▶ **Stated task**: Each line of the listing must be transcribed exactly, except for the images, which should be excluded.

▶ **Record set**:
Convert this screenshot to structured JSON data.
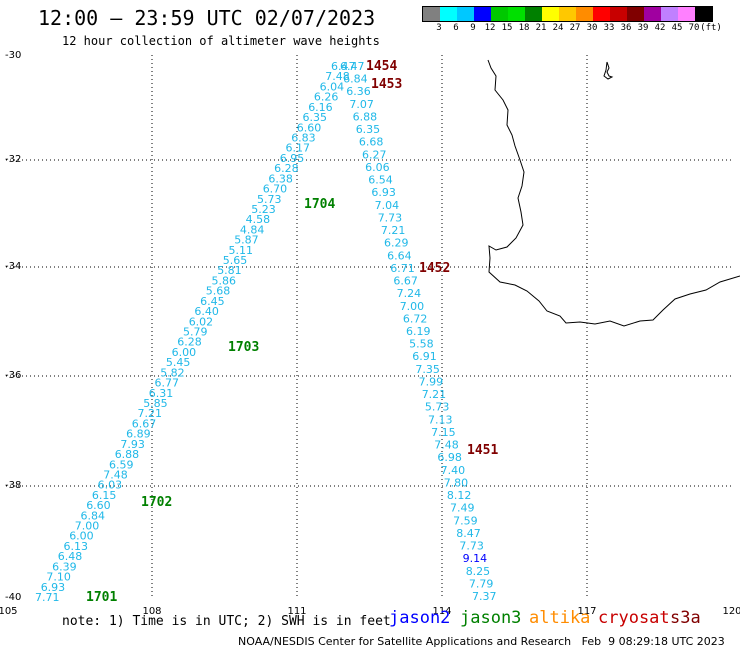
{
  "header": {
    "title": "12:00 — 23:59 UTC 02/07/2023",
    "subtitle": "12 hour collection of altimeter wave heights"
  },
  "color_scale": {
    "labels": [
      "3",
      "6",
      "9",
      "12",
      "15",
      "18",
      "21",
      "24",
      "27",
      "30",
      "33",
      "36",
      "39",
      "42",
      "45",
      "70",
      "(ft)"
    ],
    "colors": [
      "#808080",
      "#00ffff",
      "#00c8ff",
      "#0000ff",
      "#00c800",
      "#00e000",
      "#008000",
      "#ffff00",
      "#ffc800",
      "#ff8c00",
      "#ff0000",
      "#c80000",
      "#800000",
      "#a000a0",
      "#c080ff",
      "#ff80ff",
      "#000000"
    ]
  },
  "axes": {
    "lon_labels": [
      "105",
      "108",
      "111",
      "114",
      "117",
      "120"
    ],
    "lat_labels": [
      "-30",
      "-32",
      "-34",
      "-36",
      "-38",
      "-40"
    ]
  },
  "passes": [
    {
      "id": "1454",
      "color": "#800000"
    },
    {
      "id": "1453",
      "color": "#800000"
    },
    {
      "id": "1452",
      "color": "#800000"
    },
    {
      "id": "1451",
      "color": "#800000"
    },
    {
      "id": "1704",
      "color": "#008000"
    },
    {
      "id": "1703",
      "color": "#008000"
    },
    {
      "id": "1702",
      "color": "#008000"
    },
    {
      "id": "1701",
      "color": "#008000"
    }
  ],
  "measurements": {
    "track_jason3": [
      "7.71",
      "6.93",
      "7.10",
      "6.39",
      "6.48",
      "6.13",
      "6.00",
      "7.00",
      "6.84",
      "6.60",
      "6.15",
      "6.03",
      "7.48",
      "6.59",
      "6.88",
      "7.93",
      "6.89",
      "6.67",
      "7.21",
      "5.85",
      "6.31",
      "6.77",
      "5.82",
      "5.45",
      "6.00",
      "6.28",
      "5.79",
      "6.02",
      "6.40",
      "6.45",
      "5.68",
      "5.86",
      "5.81",
      "5.65",
      "5.11",
      "5.87",
      "4.84",
      "4.58",
      "5.23",
      "5.73",
      "6.70",
      "6.38",
      "6.28",
      "6.95",
      "6.17",
      "6.83",
      "6.60",
      "6.35",
      "6.16",
      "6.26",
      "6.04",
      "7.48",
      "6.47"
    ],
    "track_cryosat": [
      "7.37",
      "7.79",
      "8.25",
      "9.14",
      "7.73",
      "8.47",
      "7.59",
      "7.49",
      "8.12",
      "7.80",
      "7.40",
      "6.98",
      "7.48",
      "7.15",
      "7.13",
      "5.73",
      "7.21",
      "7.99",
      "7.35",
      "6.91",
      "5.58",
      "6.19",
      "6.72",
      "7.00",
      "7.24",
      "6.67",
      "6.71",
      "6.64",
      "6.29",
      "7.21",
      "7.73",
      "7.04",
      "6.93",
      "6.54",
      "6.06",
      "6.27",
      "6.68",
      "6.35",
      "6.88",
      "7.07",
      "6.36",
      "6.84",
      "6.47"
    ]
  },
  "footer": {
    "note": "note: 1) Time is in UTC; 2) SWH is in feet",
    "legend": [
      {
        "label": "jason2",
        "color": "#0000ff"
      },
      {
        "label": "jason3",
        "color": "#008000"
      },
      {
        "label": "altika",
        "color": "#ff8c00"
      },
      {
        "label": "cryosat",
        "color": "#c80000"
      },
      {
        "label": "s3a",
        "color": "#800000"
      }
    ],
    "credit": "NOAA/NESDIS Center for Satellite Applications and Research   Feb  9 08:29:18 UTC 2023"
  }
}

▶ **Exercise solution**:
Convert this screenshot to structured JSON data.
{
  "header": {
    "title": "12:00 — 23:59 UTC 02/07/2023",
    "subtitle": "12 hour collection of altimeter wave heights"
  },
  "color_scale": {
    "labels": [
      "3",
      "6",
      "9",
      "12",
      "15",
      "18",
      "21",
      "24",
      "27",
      "30",
      "33",
      "36",
      "39",
      "42",
      "45",
      "70",
      "(ft)"
    ],
    "colors": [
      "#808080",
      "#00ffff",
      "#00c8ff",
      "#0000ff",
      "#00c800",
      "#00e000",
      "#008000",
      "#ffff00",
      "#ffc800",
      "#ff8c00",
      "#ff0000",
      "#c80000",
      "#800000",
      "#a000a0",
      "#c080ff",
      "#ff80ff",
      "#000000"
    ]
  },
  "axes": {
    "lon_labels": [
      "105",
      "108",
      "111",
      "114",
      "117",
      "120"
    ],
    "lat_labels": [
      "-30",
      "-32",
      "-34",
      "-36",
      "-38",
      "-40"
    ]
  },
  "passes": [
    {
      "id": "1454",
      "color": "#800000"
    },
    {
      "id": "1453",
      "color": "#800000"
    },
    {
      "id": "1452",
      "color": "#800000"
    },
    {
      "id": "1451",
      "color": "#800000"
    },
    {
      "id": "1704",
      "color": "#008000"
    },
    {
      "id": "1703",
      "color": "#008000"
    },
    {
      "id": "1702",
      "color": "#008000"
    },
    {
      "id": "1701",
      "color": "#008000"
    }
  ],
  "measurements": {
    "track_jason3": [
      "7.71",
      "6.93",
      "7.10",
      "6.39",
      "6.48",
      "6.13",
      "6.00",
      "7.00",
      "6.84",
      "6.60",
      "6.15",
      "6.03",
      "7.48",
      "6.59",
      "6.88",
      "7.93",
      "6.89",
      "6.67",
      "7.21",
      "5.85",
      "6.31",
      "6.77",
      "5.82",
      "5.45",
      "6.00",
      "6.28",
      "5.79",
      "6.02",
      "6.40",
      "6.45",
      "5.68",
      "5.86",
      "5.81",
      "5.65",
      "5.11",
      "5.87",
      "4.84",
      "4.58",
      "5.23",
      "5.73",
      "6.70",
      "6.38",
      "6.28",
      "6.95",
      "6.17",
      "6.83",
      "6.60",
      "6.35",
      "6.16",
      "6.26",
      "6.04",
      "7.48",
      "6.47"
    ],
    "track_cryosat": [
      "7.37",
      "7.79",
      "8.25",
      "9.14",
      "7.73",
      "8.47",
      "7.59",
      "7.49",
      "8.12",
      "7.80",
      "7.40",
      "6.98",
      "7.48",
      "7.15",
      "7.13",
      "5.73",
      "7.21",
      "7.99",
      "7.35",
      "6.91",
      "5.58",
      "6.19",
      "6.72",
      "7.00",
      "7.24",
      "6.67",
      "6.71",
      "6.64",
      "6.29",
      "7.21",
      "7.73",
      "7.04",
      "6.93",
      "6.54",
      "6.06",
      "6.27",
      "6.68",
      "6.35",
      "6.88",
      "7.07",
      "6.36",
      "6.84",
      "6.47"
    ]
  },
  "footer": {
    "note": "note: 1) Time is in UTC; 2) SWH is in feet",
    "legend": [
      {
        "label": "jason2",
        "color": "#0000ff"
      },
      {
        "label": "jason3",
        "color": "#008000"
      },
      {
        "label": "altika",
        "color": "#ff8c00"
      },
      {
        "label": "cryosat",
        "color": "#c80000"
      },
      {
        "label": "s3a",
        "color": "#800000"
      }
    ],
    "credit": "NOAA/NESDIS Center for Satellite Applications and Research   Feb  9 08:29:18 UTC 2023"
  }
}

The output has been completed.